| Exercise details |
Transcribe every line, keeping it exact.

| Information supplied |

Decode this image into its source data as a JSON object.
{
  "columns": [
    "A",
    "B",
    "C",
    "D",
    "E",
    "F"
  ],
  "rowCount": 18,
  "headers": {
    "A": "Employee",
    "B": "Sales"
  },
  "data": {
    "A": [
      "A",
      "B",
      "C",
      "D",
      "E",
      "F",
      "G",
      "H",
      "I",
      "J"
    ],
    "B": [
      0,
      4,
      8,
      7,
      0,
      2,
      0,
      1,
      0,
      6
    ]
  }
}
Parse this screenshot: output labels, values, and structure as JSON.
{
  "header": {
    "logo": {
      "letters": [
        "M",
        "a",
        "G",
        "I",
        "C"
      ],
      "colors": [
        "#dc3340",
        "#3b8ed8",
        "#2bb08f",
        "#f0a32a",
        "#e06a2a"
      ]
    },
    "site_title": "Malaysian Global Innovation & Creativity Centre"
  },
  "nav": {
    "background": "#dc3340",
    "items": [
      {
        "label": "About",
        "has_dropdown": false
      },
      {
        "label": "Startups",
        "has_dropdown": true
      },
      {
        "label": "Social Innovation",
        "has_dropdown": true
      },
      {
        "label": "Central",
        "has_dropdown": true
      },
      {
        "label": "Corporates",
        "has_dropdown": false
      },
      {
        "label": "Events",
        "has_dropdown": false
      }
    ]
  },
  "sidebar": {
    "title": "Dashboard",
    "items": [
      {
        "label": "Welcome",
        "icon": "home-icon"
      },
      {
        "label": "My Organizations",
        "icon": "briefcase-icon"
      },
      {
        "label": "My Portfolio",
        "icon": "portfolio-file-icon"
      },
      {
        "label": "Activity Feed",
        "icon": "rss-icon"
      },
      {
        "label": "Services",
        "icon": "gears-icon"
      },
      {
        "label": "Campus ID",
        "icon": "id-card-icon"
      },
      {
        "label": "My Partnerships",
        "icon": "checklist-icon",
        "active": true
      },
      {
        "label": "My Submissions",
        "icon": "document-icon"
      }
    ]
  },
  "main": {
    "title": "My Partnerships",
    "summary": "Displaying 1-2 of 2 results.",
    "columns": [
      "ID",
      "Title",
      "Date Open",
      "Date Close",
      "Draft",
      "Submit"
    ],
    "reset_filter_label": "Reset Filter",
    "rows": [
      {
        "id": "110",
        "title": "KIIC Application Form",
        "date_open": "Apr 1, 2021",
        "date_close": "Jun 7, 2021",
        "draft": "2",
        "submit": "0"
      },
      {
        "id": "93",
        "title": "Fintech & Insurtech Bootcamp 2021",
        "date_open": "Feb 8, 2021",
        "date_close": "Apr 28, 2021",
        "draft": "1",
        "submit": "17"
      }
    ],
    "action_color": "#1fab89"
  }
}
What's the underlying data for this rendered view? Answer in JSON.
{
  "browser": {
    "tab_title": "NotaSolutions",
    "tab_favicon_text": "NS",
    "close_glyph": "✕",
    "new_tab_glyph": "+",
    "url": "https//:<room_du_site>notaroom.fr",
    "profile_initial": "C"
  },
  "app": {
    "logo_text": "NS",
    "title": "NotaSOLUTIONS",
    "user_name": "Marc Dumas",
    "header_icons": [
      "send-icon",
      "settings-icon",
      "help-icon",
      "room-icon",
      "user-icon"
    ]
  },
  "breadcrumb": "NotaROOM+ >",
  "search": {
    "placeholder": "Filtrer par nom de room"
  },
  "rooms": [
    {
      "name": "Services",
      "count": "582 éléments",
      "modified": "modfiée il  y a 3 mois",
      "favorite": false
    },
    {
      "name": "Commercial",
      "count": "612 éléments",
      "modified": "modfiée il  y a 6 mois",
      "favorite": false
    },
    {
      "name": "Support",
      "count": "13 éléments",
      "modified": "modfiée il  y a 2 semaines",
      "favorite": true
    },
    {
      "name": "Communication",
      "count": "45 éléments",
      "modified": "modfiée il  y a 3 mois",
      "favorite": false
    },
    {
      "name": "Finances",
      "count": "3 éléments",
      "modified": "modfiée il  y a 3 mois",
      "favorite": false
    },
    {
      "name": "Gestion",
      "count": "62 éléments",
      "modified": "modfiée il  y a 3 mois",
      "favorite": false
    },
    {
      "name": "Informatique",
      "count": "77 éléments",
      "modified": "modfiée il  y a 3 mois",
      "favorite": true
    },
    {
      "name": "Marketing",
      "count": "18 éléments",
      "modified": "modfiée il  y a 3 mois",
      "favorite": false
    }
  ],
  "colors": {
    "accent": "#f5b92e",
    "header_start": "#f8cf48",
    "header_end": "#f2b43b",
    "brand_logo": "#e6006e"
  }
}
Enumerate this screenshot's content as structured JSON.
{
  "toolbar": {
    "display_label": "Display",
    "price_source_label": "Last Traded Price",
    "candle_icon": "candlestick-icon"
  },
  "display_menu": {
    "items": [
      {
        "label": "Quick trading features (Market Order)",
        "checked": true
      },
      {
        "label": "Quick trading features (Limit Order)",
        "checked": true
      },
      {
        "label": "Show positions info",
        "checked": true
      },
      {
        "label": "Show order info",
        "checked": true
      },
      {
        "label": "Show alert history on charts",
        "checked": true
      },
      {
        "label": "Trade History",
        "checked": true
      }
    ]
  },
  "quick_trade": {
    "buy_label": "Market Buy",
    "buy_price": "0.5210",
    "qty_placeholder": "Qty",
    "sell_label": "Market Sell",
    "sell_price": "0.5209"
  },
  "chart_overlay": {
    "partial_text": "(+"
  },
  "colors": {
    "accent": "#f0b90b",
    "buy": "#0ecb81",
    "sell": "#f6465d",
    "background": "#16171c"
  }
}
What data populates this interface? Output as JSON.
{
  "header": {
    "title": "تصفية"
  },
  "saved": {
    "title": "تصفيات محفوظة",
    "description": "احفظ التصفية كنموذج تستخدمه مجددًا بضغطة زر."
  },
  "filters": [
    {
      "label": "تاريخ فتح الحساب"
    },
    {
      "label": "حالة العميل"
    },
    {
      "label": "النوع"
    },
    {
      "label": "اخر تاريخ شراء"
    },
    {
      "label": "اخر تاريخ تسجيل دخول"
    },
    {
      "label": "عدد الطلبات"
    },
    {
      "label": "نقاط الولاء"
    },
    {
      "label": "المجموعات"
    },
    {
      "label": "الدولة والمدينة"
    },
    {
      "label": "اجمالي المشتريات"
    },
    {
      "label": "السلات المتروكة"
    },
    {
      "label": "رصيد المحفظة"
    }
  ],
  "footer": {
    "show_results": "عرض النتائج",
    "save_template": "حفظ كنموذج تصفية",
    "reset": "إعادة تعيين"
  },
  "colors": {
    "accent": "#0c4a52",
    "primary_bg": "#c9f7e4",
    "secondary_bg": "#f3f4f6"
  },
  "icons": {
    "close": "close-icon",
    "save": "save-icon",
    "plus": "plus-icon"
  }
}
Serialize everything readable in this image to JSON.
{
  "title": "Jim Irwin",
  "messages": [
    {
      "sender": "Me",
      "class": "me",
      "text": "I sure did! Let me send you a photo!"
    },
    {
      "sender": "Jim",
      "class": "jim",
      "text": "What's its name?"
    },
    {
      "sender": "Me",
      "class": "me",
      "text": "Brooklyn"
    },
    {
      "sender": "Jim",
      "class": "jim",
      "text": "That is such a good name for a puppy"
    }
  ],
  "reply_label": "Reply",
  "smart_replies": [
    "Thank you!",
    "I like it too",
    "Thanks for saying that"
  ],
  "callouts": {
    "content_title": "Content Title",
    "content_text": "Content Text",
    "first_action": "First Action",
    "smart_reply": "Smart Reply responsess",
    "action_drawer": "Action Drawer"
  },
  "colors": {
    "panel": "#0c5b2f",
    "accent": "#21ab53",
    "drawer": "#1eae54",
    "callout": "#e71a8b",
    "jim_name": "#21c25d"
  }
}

| Exercise response |
Decode this image into its source data as a JSON object.
{
  "columns": [
    "A",
    "B",
    "C",
    "D",
    "E",
    "F"
  ],
  "rowCount": 18,
  "headers": {
    "A": "Employee",
    "B": "Sales"
  },
  "data": {
    "A": [
      "A",
      "B",
      "C",
      "D",
      "E",
      "F",
      "G",
      "H",
      "I",
      "J"
    ],
    "B": [
      0,
      4,
      8,
      7,
      0,
      2,
      0,
      1,
      0,
      6
    ]
  }
}
Parse this screenshot: output labels, values, and structure as JSON.
{
  "header": {
    "logo": {
      "letters": [
        "M",
        "a",
        "G",
        "I",
        "C"
      ],
      "colors": [
        "#dc3340",
        "#3b8ed8",
        "#2bb08f",
        "#f0a32a",
        "#e06a2a"
      ]
    },
    "site_title": "Malaysian Global Innovation & Creativity Centre"
  },
  "nav": {
    "background": "#dc3340",
    "items": [
      {
        "label": "About",
        "has_dropdown": false
      },
      {
        "label": "Startups",
        "has_dropdown": true
      },
      {
        "label": "Social Innovation",
        "has_dropdown": true
      },
      {
        "label": "Central",
        "has_dropdown": true
      },
      {
        "label": "Corporates",
        "has_dropdown": false
      },
      {
        "label": "Events",
        "has_dropdown": false
      }
    ]
  },
  "sidebar": {
    "title": "Dashboard",
    "items": [
      {
        "label": "Welcome",
        "icon": "home-icon"
      },
      {
        "label": "My Organizations",
        "icon": "briefcase-icon"
      },
      {
        "label": "My Portfolio",
        "icon": "portfolio-file-icon"
      },
      {
        "label": "Activity Feed",
        "icon": "rss-icon"
      },
      {
        "label": "Services",
        "icon": "gears-icon"
      },
      {
        "label": "Campus ID",
        "icon": "id-card-icon"
      },
      {
        "label": "My Partnerships",
        "icon": "checklist-icon",
        "active": true
      },
      {
        "label": "My Submissions",
        "icon": "document-icon"
      }
    ]
  },
  "main": {
    "title": "My Partnerships",
    "summary": "Displaying 1-2 of 2 results.",
    "columns": [
      "ID",
      "Title",
      "Date Open",
      "Date Close",
      "Draft",
      "Submit"
    ],
    "reset_filter_label": "Reset Filter",
    "rows": [
      {
        "id": "110",
        "title": "KIIC Application Form",
        "date_open": "Apr 1, 2021",
        "date_close": "Jun 7, 2021",
        "draft": "2",
        "submit": "0"
      },
      {
        "id": "93",
        "title": "Fintech & Insurtech Bootcamp 2021",
        "date_open": "Feb 8, 2021",
        "date_close": "Apr 28, 2021",
        "draft": "1",
        "submit": "17"
      }
    ],
    "action_color": "#1fab89"
  }
}
What's the underlying data for this rendered view? Answer in JSON.
{
  "browser": {
    "tab_title": "NotaSolutions",
    "tab_favicon_text": "NS",
    "close_glyph": "✕",
    "new_tab_glyph": "+",
    "url": "https//:<room_du_site>notaroom.fr",
    "profile_initial": "C"
  },
  "app": {
    "logo_text": "NS",
    "title": "NotaSOLUTIONS",
    "user_name": "Marc Dumas",
    "header_icons": [
      "send-icon",
      "settings-icon",
      "help-icon",
      "room-icon",
      "user-icon"
    ]
  },
  "breadcrumb": "NotaROOM+ >",
  "search": {
    "placeholder": "Filtrer par nom de room"
  },
  "rooms": [
    {
      "name": "Services",
      "count": "582 éléments",
      "modified": "modfiée il  y a 3 mois",
      "favorite": false
    },
    {
      "name": "Commercial",
      "count": "612 éléments",
      "modified": "modfiée il  y a 6 mois",
      "favorite": false
    },
    {
      "name": "Support",
      "count": "13 éléments",
      "modified": "modfiée il  y a 2 semaines",
      "favorite": true
    },
    {
      "name": "Communication",
      "count": "45 éléments",
      "modified": "modfiée il  y a 3 mois",
      "favorite": false
    },
    {
      "name": "Finances",
      "count": "3 éléments",
      "modified": "modfiée il  y a 3 mois",
      "favorite": false
    },
    {
      "name": "Gestion",
      "count": "62 éléments",
      "modified": "modfiée il  y a 3 mois",
      "favorite": false
    },
    {
      "name": "Informatique",
      "count": "77 éléments",
      "modified": "modfiée il  y a 3 mois",
      "favorite": true
    },
    {
      "name": "Marketing",
      "count": "18 éléments",
      "modified": "modfiée il  y a 3 mois",
      "favorite": false
    }
  ],
  "colors": {
    "accent": "#f5b92e",
    "header_start": "#f8cf48",
    "header_end": "#f2b43b",
    "brand_logo": "#e6006e"
  }
}
Enumerate this screenshot's content as structured JSON.
{
  "toolbar": {
    "display_label": "Display",
    "price_source_label": "Last Traded Price",
    "candle_icon": "candlestick-icon"
  },
  "display_menu": {
    "items": [
      {
        "label": "Quick trading features (Market Order)",
        "checked": true
      },
      {
        "label": "Quick trading features (Limit Order)",
        "checked": true
      },
      {
        "label": "Show positions info",
        "checked": true
      },
      {
        "label": "Show order info",
        "checked": true
      },
      {
        "label": "Show alert history on charts",
        "checked": true
      },
      {
        "label": "Trade History",
        "checked": true
      }
    ]
  },
  "quick_trade": {
    "buy_label": "Market Buy",
    "buy_price": "0.5210",
    "qty_placeholder": "Qty",
    "sell_label": "Market Sell",
    "sell_price": "0.5209"
  },
  "chart_overlay": {
    "partial_text": "(+"
  },
  "colors": {
    "accent": "#f0b90b",
    "buy": "#0ecb81",
    "sell": "#f6465d",
    "background": "#16171c"
  }
}
What data populates this interface? Output as JSON.
{
  "header": {
    "title": "تصفية"
  },
  "saved": {
    "title": "تصفيات محفوظة",
    "description": "احفظ التصفية كنموذج تستخدمه مجددًا بضغطة زر."
  },
  "filters": [
    {
      "label": "تاريخ فتح الحساب"
    },
    {
      "label": "حالة العميل"
    },
    {
      "label": "النوع"
    },
    {
      "label": "اخر تاريخ شراء"
    },
    {
      "label": "اخر تاريخ تسجيل دخول"
    },
    {
      "label": "عدد الطلبات"
    },
    {
      "label": "نقاط الولاء"
    },
    {
      "label": "المجموعات"
    },
    {
      "label": "الدولة والمدينة"
    },
    {
      "label": "اجمالي المشتريات"
    },
    {
      "label": "السلات المتروكة"
    },
    {
      "label": "رصيد المحفظة"
    }
  ],
  "footer": {
    "show_results": "عرض النتائج",
    "save_template": "حفظ كنموذج تصفية",
    "reset": "إعادة تعيين"
  },
  "colors": {
    "accent": "#0c4a52",
    "primary_bg": "#c9f7e4",
    "secondary_bg": "#f3f4f6"
  },
  "icons": {
    "close": "close-icon",
    "save": "save-icon",
    "plus": "plus-icon"
  }
}
Serialize everything readable in this image to JSON.
{
  "title": "Jim Irwin",
  "messages": [
    {
      "sender": "Me",
      "class": "me",
      "text": "I sure did! Let me send you a photo!"
    },
    {
      "sender": "Jim",
      "class": "jim",
      "text": "What's its name?"
    },
    {
      "sender": "Me",
      "class": "me",
      "text": "Brooklyn"
    },
    {
      "sender": "Jim",
      "class": "jim",
      "text": "That is such a good name for a puppy"
    }
  ],
  "reply_label": "Reply",
  "smart_replies": [
    "Thank you!",
    "I like it too",
    "Thanks for saying that"
  ],
  "callouts": {
    "content_title": "Content Title",
    "content_text": "Content Text",
    "first_action": "First Action",
    "smart_reply": "Smart Reply responsess",
    "action_drawer": "Action Drawer"
  },
  "colors": {
    "panel": "#0c5b2f",
    "accent": "#21ab53",
    "drawer": "#1eae54",
    "callout": "#e71a8b",
    "jim_name": "#21c25d"
  }
}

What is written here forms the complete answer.